[Records from a collection]
***

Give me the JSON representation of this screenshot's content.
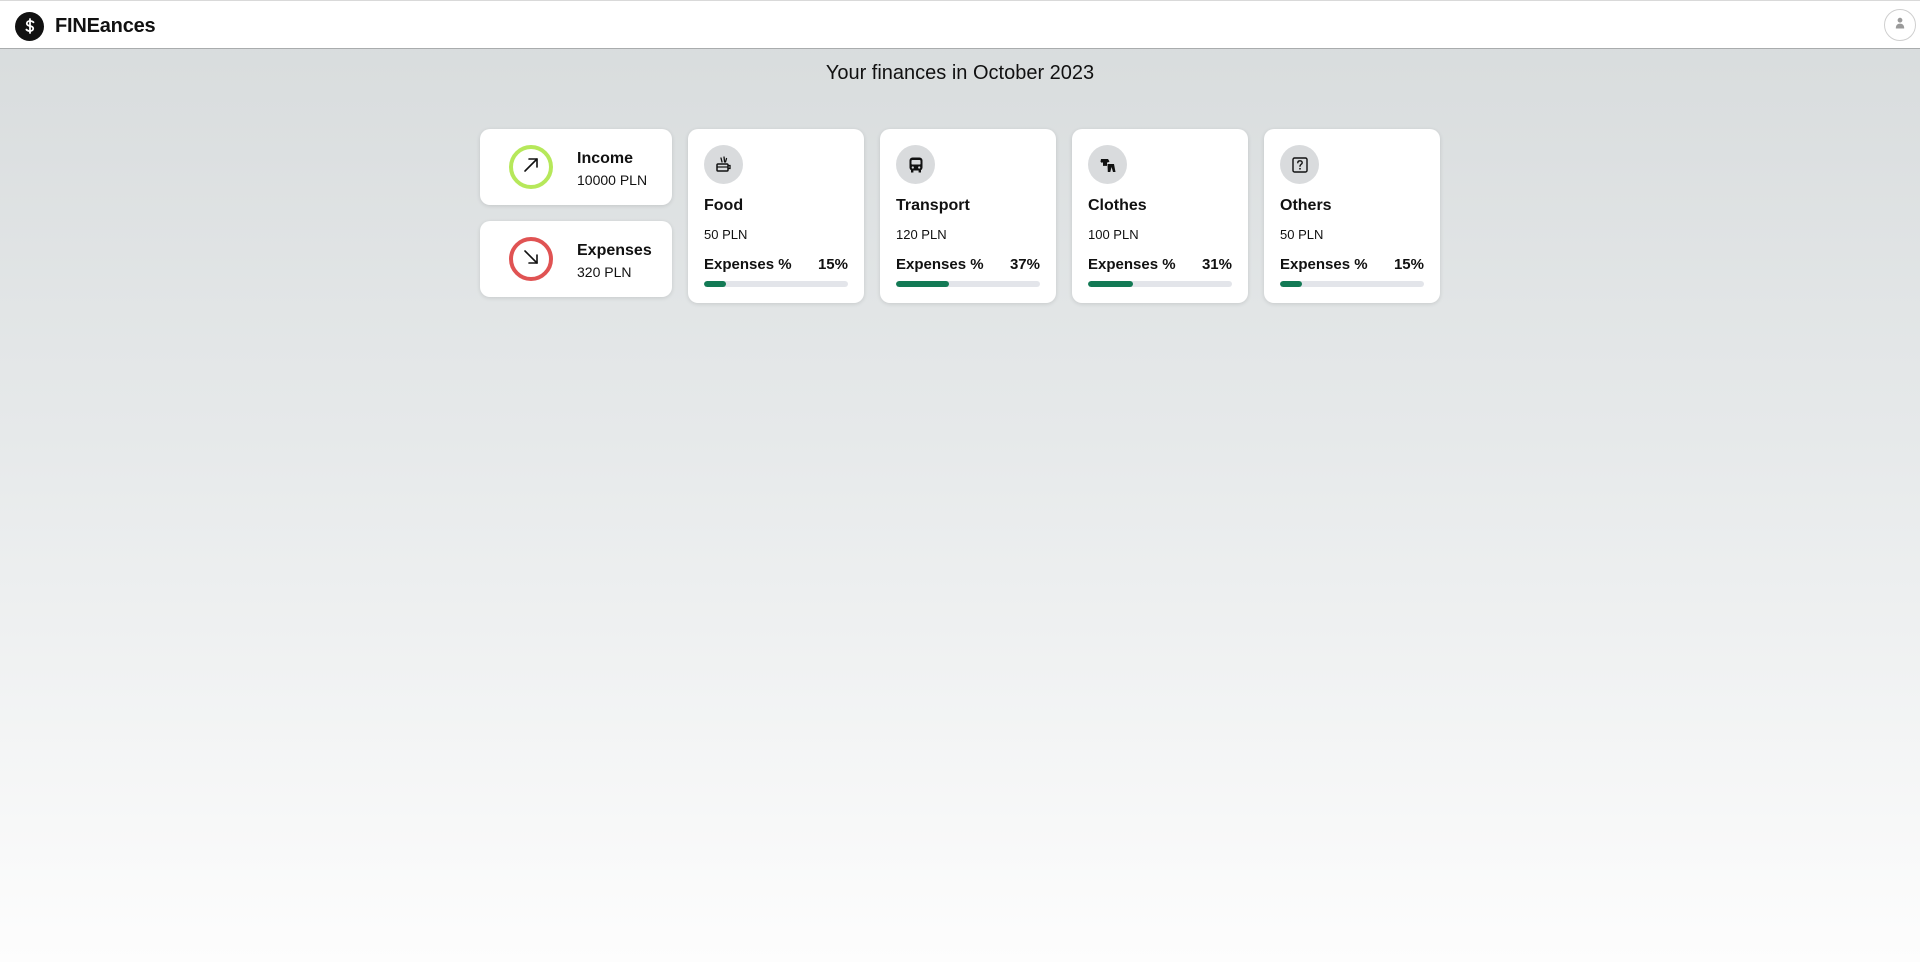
{
  "header": {
    "brand": "FINEances",
    "brand_icon": "dollar-icon",
    "user_icon": "user-icon"
  },
  "main": {
    "title": "Your finances in October 2023",
    "summary": [
      {
        "label": "Income",
        "amount": "10000 PLN",
        "icon": "arrow-up-right-icon",
        "color": "#b6e85a"
      },
      {
        "label": "Expenses",
        "amount": "320 PLN",
        "icon": "arrow-down-right-icon",
        "color": "#e05353"
      }
    ],
    "categories": [
      {
        "name": "Food",
        "amount": "50 PLN",
        "expenses_label": "Expenses %",
        "expenses_value": "15%",
        "percent": 15,
        "icon": "food-icon"
      },
      {
        "name": "Transport",
        "amount": "120 PLN",
        "expenses_label": "Expenses %",
        "expenses_value": "37%",
        "percent": 37,
        "icon": "bus-icon"
      },
      {
        "name": "Clothes",
        "amount": "100 PLN",
        "expenses_label": "Expenses %",
        "expenses_value": "31%",
        "percent": 31,
        "icon": "clothes-icon"
      },
      {
        "name": "Others",
        "amount": "50 PLN",
        "expenses_label": "Expenses %",
        "expenses_value": "15%",
        "percent": 15,
        "icon": "question-icon"
      }
    ],
    "bar_color": "#137a55"
  }
}
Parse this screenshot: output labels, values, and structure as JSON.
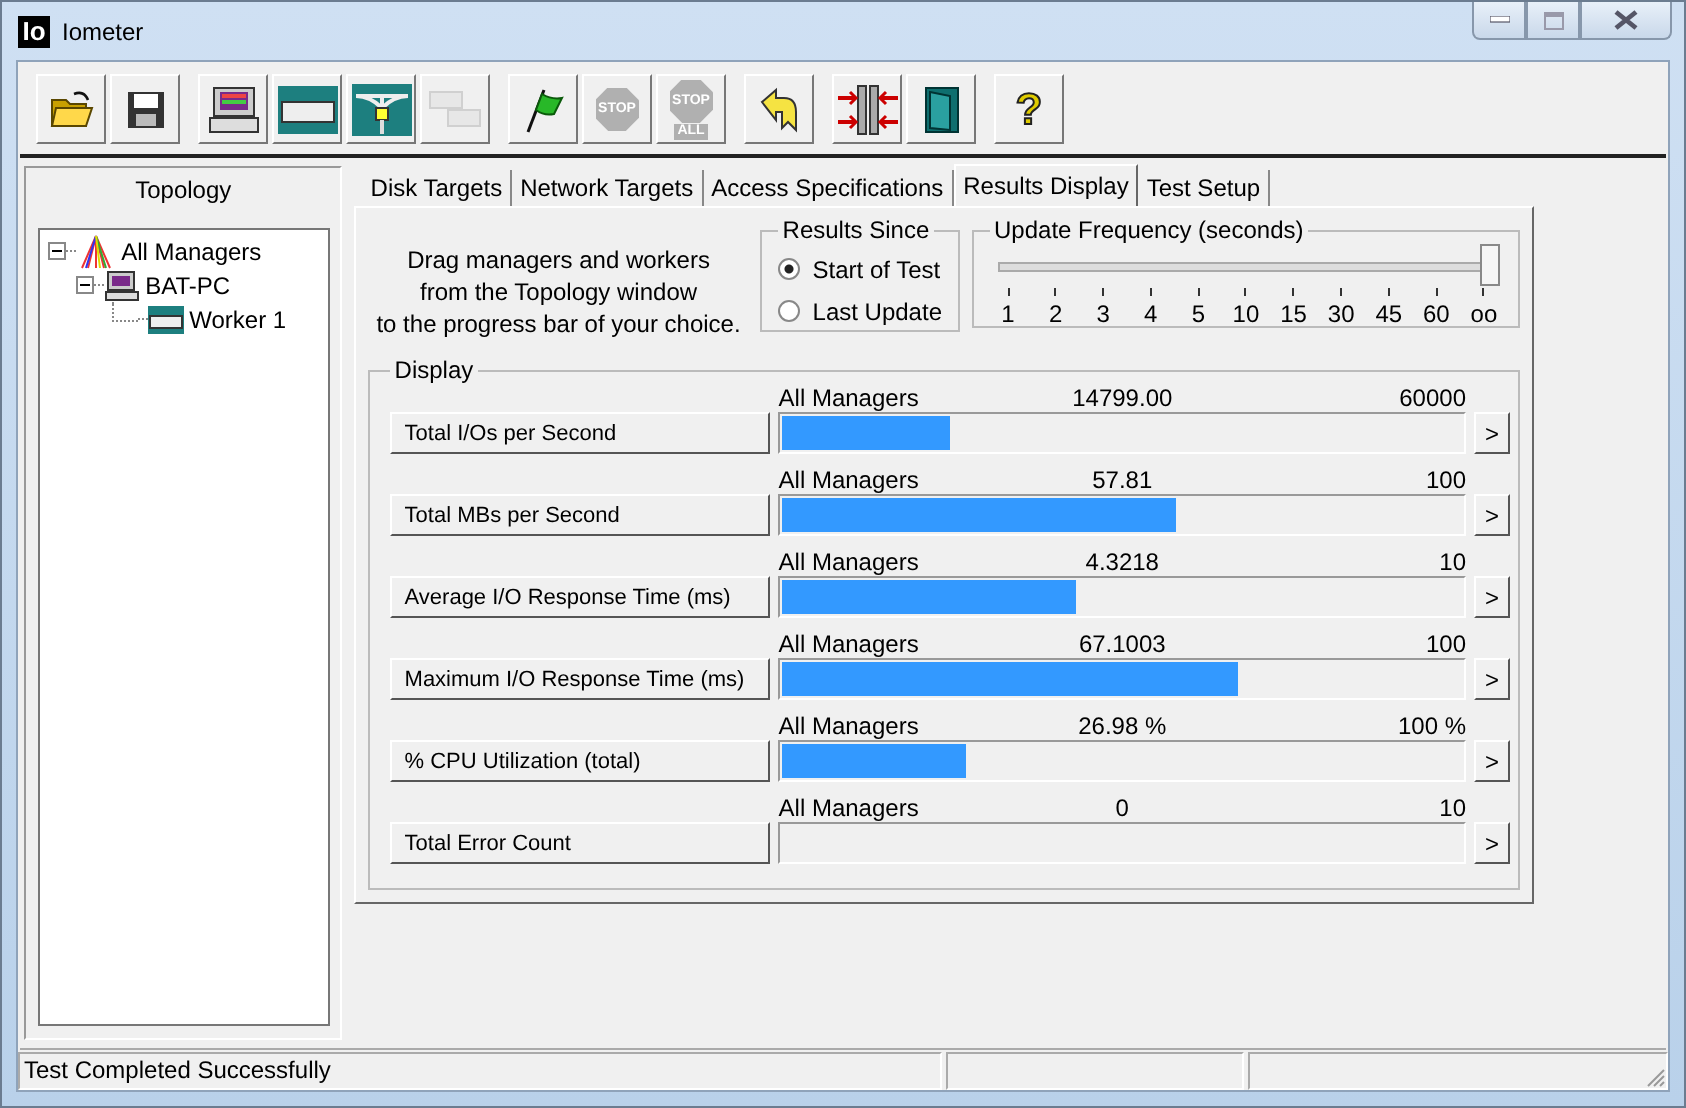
{
  "window": {
    "app_icon_text": "Io",
    "title": "Iometer"
  },
  "toolbar": [
    {
      "kind": "open",
      "disabled": false
    },
    {
      "kind": "save",
      "disabled": false
    },
    {
      "kind": "manager",
      "disabled": false
    },
    {
      "kind": "disk-worker",
      "disabled": false
    },
    {
      "kind": "network-worker",
      "disabled": false
    },
    {
      "kind": "copy-worker",
      "disabled": true
    },
    {
      "kind": "start",
      "disabled": false
    },
    {
      "kind": "stop",
      "label": "STOP",
      "disabled": true
    },
    {
      "kind": "stop-all",
      "label": "STOP",
      "sublabel": "ALL",
      "disabled": true
    },
    {
      "kind": "reset",
      "disabled": false
    },
    {
      "kind": "new-iometer",
      "disabled": false
    },
    {
      "kind": "exit",
      "disabled": false
    },
    {
      "kind": "help",
      "label": "?",
      "disabled": false
    }
  ],
  "topology": {
    "title": "Topology",
    "tree": [
      {
        "label": "All Managers",
        "kind": "all",
        "expanded": true,
        "children": [
          {
            "label": "BAT-PC",
            "kind": "manager",
            "expanded": true,
            "children": [
              {
                "label": "Worker 1",
                "kind": "worker"
              }
            ]
          }
        ]
      }
    ]
  },
  "tabs": [
    {
      "label": "Disk Targets",
      "selected": false
    },
    {
      "label": "Network Targets",
      "selected": false
    },
    {
      "label": "Access Specifications",
      "selected": false
    },
    {
      "label": "Results Display",
      "selected": true
    },
    {
      "label": "Test Setup",
      "selected": false
    }
  ],
  "instructions": "Drag managers and workers\nfrom the Topology window\nto the progress bar of your choice.",
  "results_since": {
    "title": "Results Since",
    "options": [
      {
        "label": "Start of Test",
        "selected": true
      },
      {
        "label": "Last Update",
        "selected": false
      }
    ]
  },
  "update_frequency": {
    "title": "Update Frequency (seconds)",
    "level": 1,
    "ticks": [
      "1",
      "2",
      "3",
      "4",
      "5",
      "10",
      "15",
      "30",
      "45",
      "60",
      "oo"
    ]
  },
  "display": {
    "title": "Display",
    "rows": [
      {
        "metric": "Total I/Os per Second",
        "source": "All Managers",
        "value": "14799.00",
        "max": "60000",
        "level": 0.2467,
        "more": ">"
      },
      {
        "metric": "Total MBs per Second",
        "source": "All Managers",
        "value": "57.81",
        "max": "100",
        "level": 0.5781,
        "more": ">"
      },
      {
        "metric": "Average I/O Response Time (ms)",
        "source": "All Managers",
        "value": "4.3218",
        "max": "10",
        "level": 0.4322,
        "more": ">"
      },
      {
        "metric": "Maximum I/O Response Time (ms)",
        "source": "All Managers",
        "value": "67.1003",
        "max": "100",
        "level": 0.671,
        "more": ">"
      },
      {
        "metric": "% CPU Utilization (total)",
        "source": "All Managers",
        "value": "26.98 %",
        "max": "100 %",
        "level": 0.2698,
        "more": ">"
      },
      {
        "metric": "Total Error Count",
        "source": "All Managers",
        "value": "0",
        "max": "10",
        "level": 0,
        "more": ">"
      }
    ]
  },
  "status_bar": {
    "message": "Test Completed Successfully"
  }
}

***

▶ **What you are asked to do**:
From the data, pick out every line that includes "JSON".

▶ **Response below**:
Give me the JSON representation of this screenshot's content.
Parse this screenshot: output labels, values, and structure as JSON.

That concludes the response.